_Task brief_. For the entries below, how many lines include the word "screenshot"? Give the figure and nothing more.

_Listed records_.
— Begin —

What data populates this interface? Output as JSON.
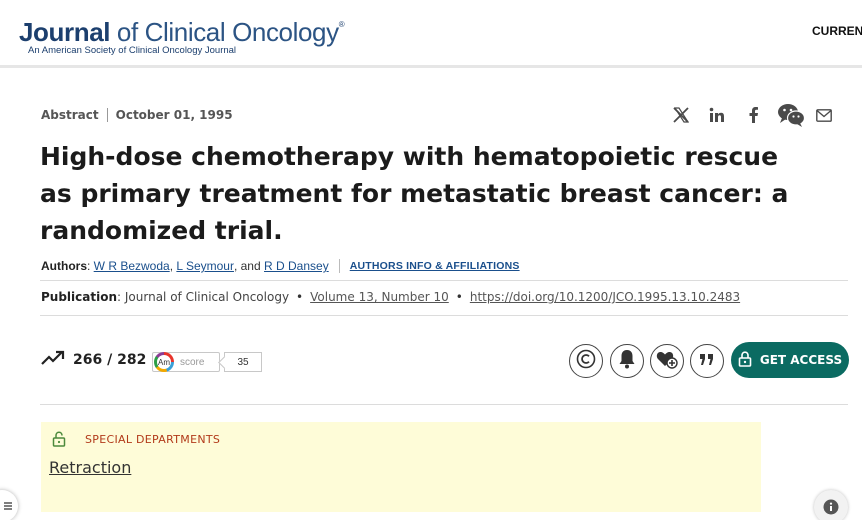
{
  "header": {
    "logo_bold": "Journal",
    "logo_rest": " of Clinical Oncology",
    "logo_mark": "®",
    "logo_sub": "An American Society of Clinical Oncology Journal",
    "nav_current": "CURRENT"
  },
  "article": {
    "type": "Abstract",
    "date": "October 01, 1995",
    "title": "High-dose chemotherapy with hematopoietic rescue as primary treatment for metastatic breast cancer: a randomized trial.",
    "authors_label": "Authors",
    "authors": [
      "W R Bezwoda",
      "L Seymour",
      "R D Dansey"
    ],
    "authors_and": ", and",
    "authors_info_link": "AUTHORS INFO & AFFILIATIONS",
    "publication_label": "Publication",
    "journal": "Journal of Clinical Oncology",
    "volume": "Volume 13, Number 10",
    "doi": "https://doi.org/10.1200/JCO.1995.13.10.2483"
  },
  "share_icons": [
    "x-icon",
    "linkedin-icon",
    "facebook-icon",
    "wechat-icon",
    "email-icon"
  ],
  "metrics": {
    "views": "266 / 282",
    "altmetric_label": "Am",
    "altmetric_score_label": "score",
    "altmetric_score": "35"
  },
  "actions": {
    "get_access_label": "GET ACCESS",
    "icons": [
      "copyright-icon",
      "bell-icon",
      "favorite-add-icon",
      "cite-icon"
    ],
    "accent_color": "#0b6b62"
  },
  "special": {
    "section_label": "SPECIAL DEPARTMENTS",
    "link_text": "Retraction",
    "background_color": "#fefcd8"
  }
}
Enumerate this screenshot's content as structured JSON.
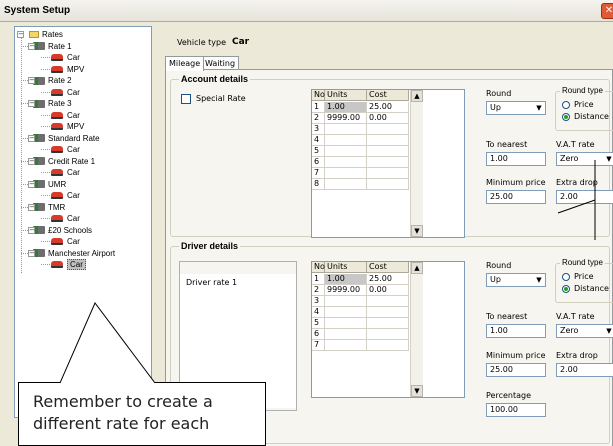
{
  "window": {
    "title": "System Setup",
    "close_glyph": "✕"
  },
  "tree": {
    "root": "Rates",
    "nodes": [
      {
        "label": "Rate 1",
        "kind": "rate"
      },
      {
        "label": "Car",
        "kind": "car"
      },
      {
        "label": "MPV",
        "kind": "car"
      },
      {
        "label": "Rate 2",
        "kind": "rate"
      },
      {
        "label": "Car",
        "kind": "car"
      },
      {
        "label": "Rate 3",
        "kind": "rate"
      },
      {
        "label": "Car",
        "kind": "car"
      },
      {
        "label": "MPV",
        "kind": "car"
      },
      {
        "label": "Standard Rate",
        "kind": "rate"
      },
      {
        "label": "Car",
        "kind": "car"
      },
      {
        "label": "Credit Rate 1",
        "kind": "rate"
      },
      {
        "label": "Car",
        "kind": "car"
      },
      {
        "label": "UMR",
        "kind": "rate"
      },
      {
        "label": "Car",
        "kind": "car"
      },
      {
        "label": "TMR",
        "kind": "rate"
      },
      {
        "label": "Car",
        "kind": "car"
      },
      {
        "label": "£20 Schools",
        "kind": "rate"
      },
      {
        "label": "Car",
        "kind": "car"
      },
      {
        "label": "Manchester Airport",
        "kind": "rate"
      },
      {
        "label": "Car",
        "kind": "car",
        "selected": true
      }
    ]
  },
  "main": {
    "vehicle_type_label": "Vehicle type",
    "vehicle_type_value": "Car",
    "tabs": [
      {
        "label": "Mileage"
      },
      {
        "label": "Waiting"
      }
    ]
  },
  "account": {
    "title": "Account details",
    "special_rate_label": "Special Rate",
    "grid_headers": [
      "No.",
      "Units",
      "Cost"
    ],
    "rows": [
      [
        "1",
        "1.00",
        "25.00"
      ],
      [
        "2",
        "9999.00",
        "0.00"
      ],
      [
        "3",
        "",
        ""
      ],
      [
        "4",
        "",
        ""
      ],
      [
        "5",
        "",
        ""
      ],
      [
        "6",
        "",
        ""
      ],
      [
        "7",
        "",
        ""
      ],
      [
        "8",
        "",
        ""
      ]
    ],
    "round_label": "Round",
    "round_value": "Up",
    "round_type_label": "Round type",
    "round_type_options": [
      "Price",
      "Distance"
    ],
    "round_type_selected": "Distance",
    "to_nearest_label": "To nearest",
    "to_nearest_value": "1.00",
    "vat_label": "V.A.T rate",
    "vat_value": "Zero",
    "min_price_label": "Minimum price",
    "min_price_value": "25.00",
    "extra_drop_label": "Extra drop",
    "extra_drop_value": "2.00"
  },
  "driver": {
    "title": "Driver details",
    "list_items": [
      "Driver rate 1"
    ],
    "grid_headers": [
      "No.",
      "Units",
      "Cost"
    ],
    "rows": [
      [
        "1",
        "1.00",
        "25.00"
      ],
      [
        "2",
        "9999.00",
        "0.00"
      ],
      [
        "3",
        "",
        ""
      ],
      [
        "4",
        "",
        ""
      ],
      [
        "5",
        "",
        ""
      ],
      [
        "6",
        "",
        ""
      ],
      [
        "7",
        "",
        ""
      ]
    ],
    "round_label": "Round",
    "round_value": "Up",
    "round_type_label": "Round type",
    "round_type_options": [
      "Price",
      "Distance"
    ],
    "round_type_selected": "Distance",
    "to_nearest_label": "To nearest",
    "to_nearest_value": "1.00",
    "vat_label": "V.A.T rate",
    "vat_value": "Zero",
    "min_price_label": "Minimum price",
    "min_price_value": "25.00",
    "extra_drop_label": "Extra drop",
    "extra_drop_value": "2.00",
    "percentage_label": "Percentage",
    "percentage_value": "100.00"
  },
  "callout": {
    "text": "Remember to create a different rate for each"
  },
  "colors": {
    "selection": "#c0c0c0",
    "accent": "#21a121",
    "close": "#e05a36"
  }
}
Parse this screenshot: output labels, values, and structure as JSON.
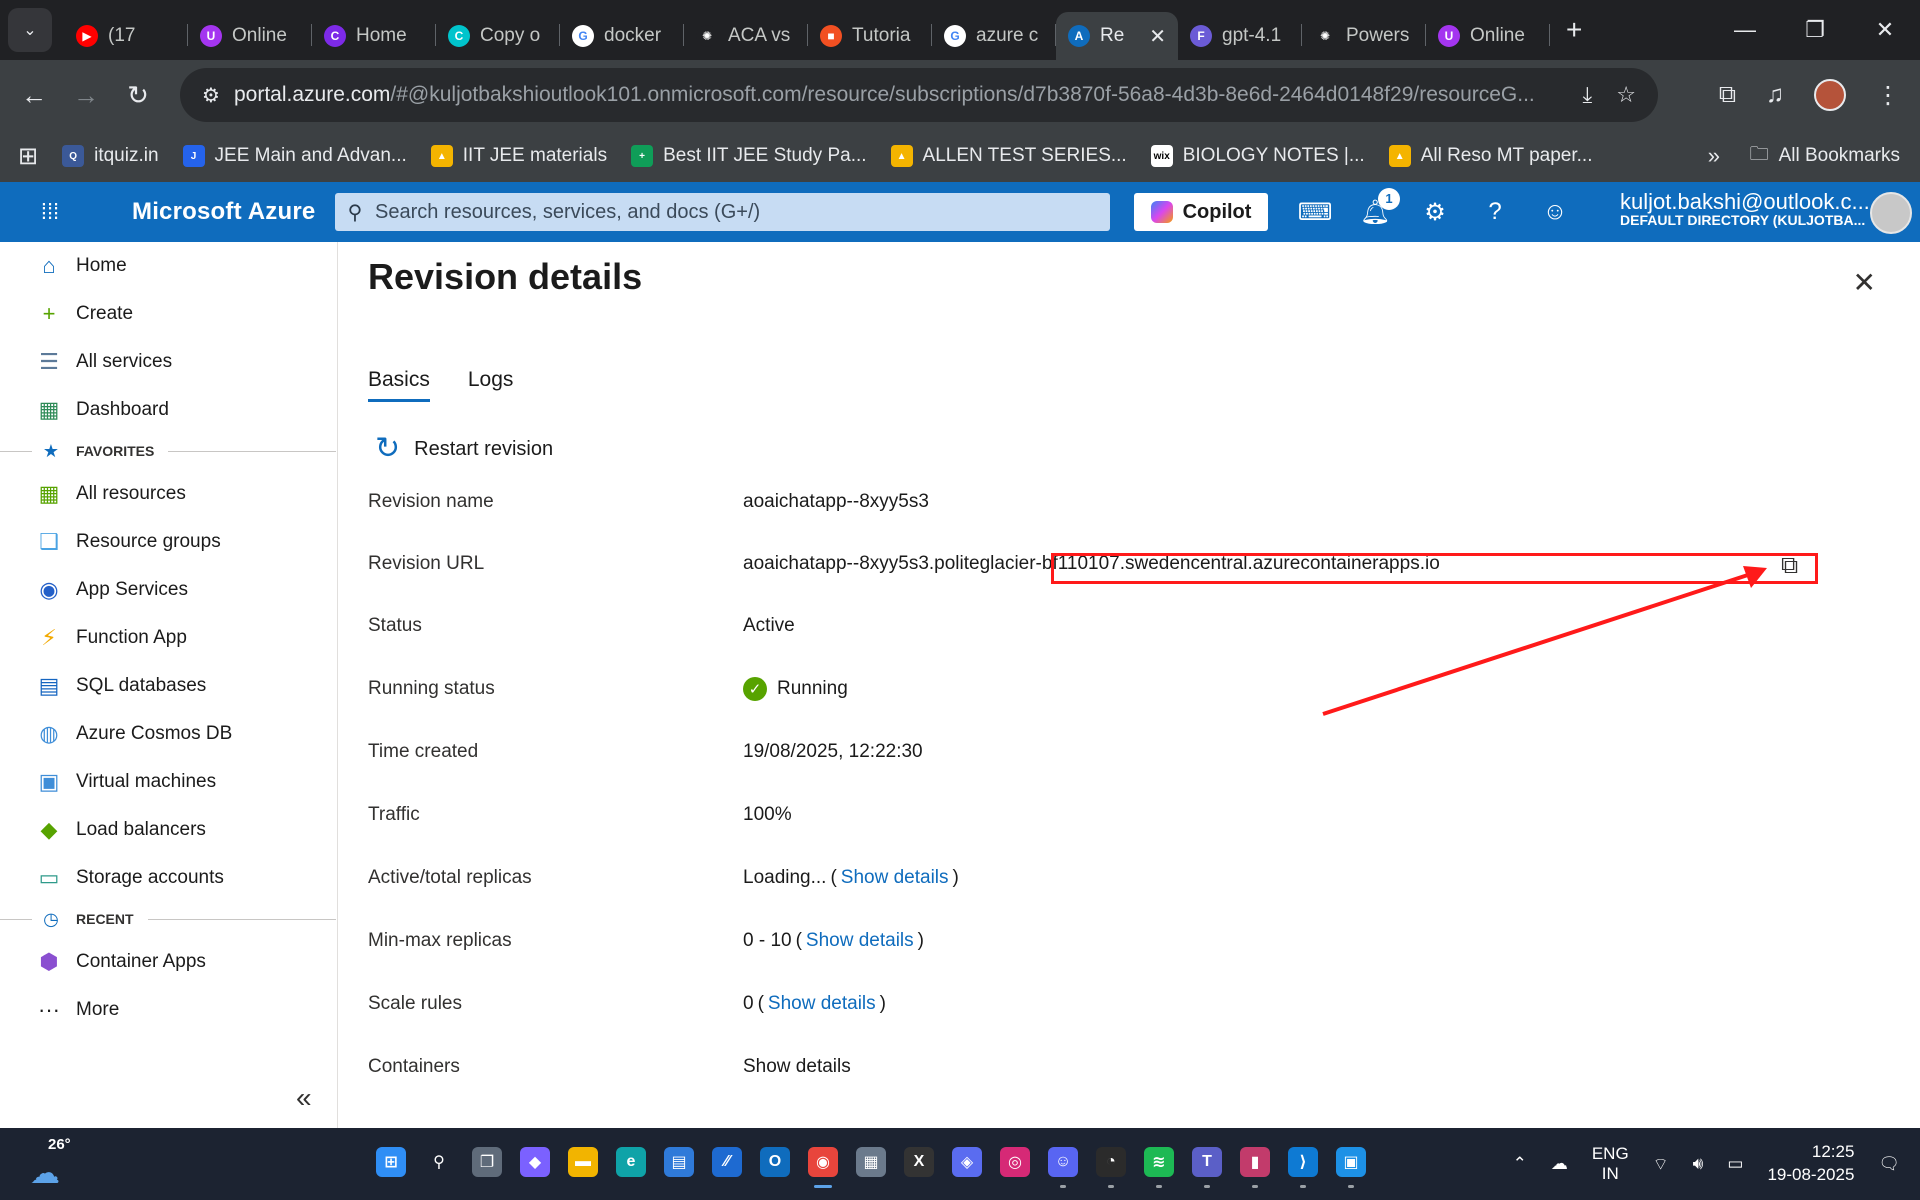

— End —

_Reply to the task_. 2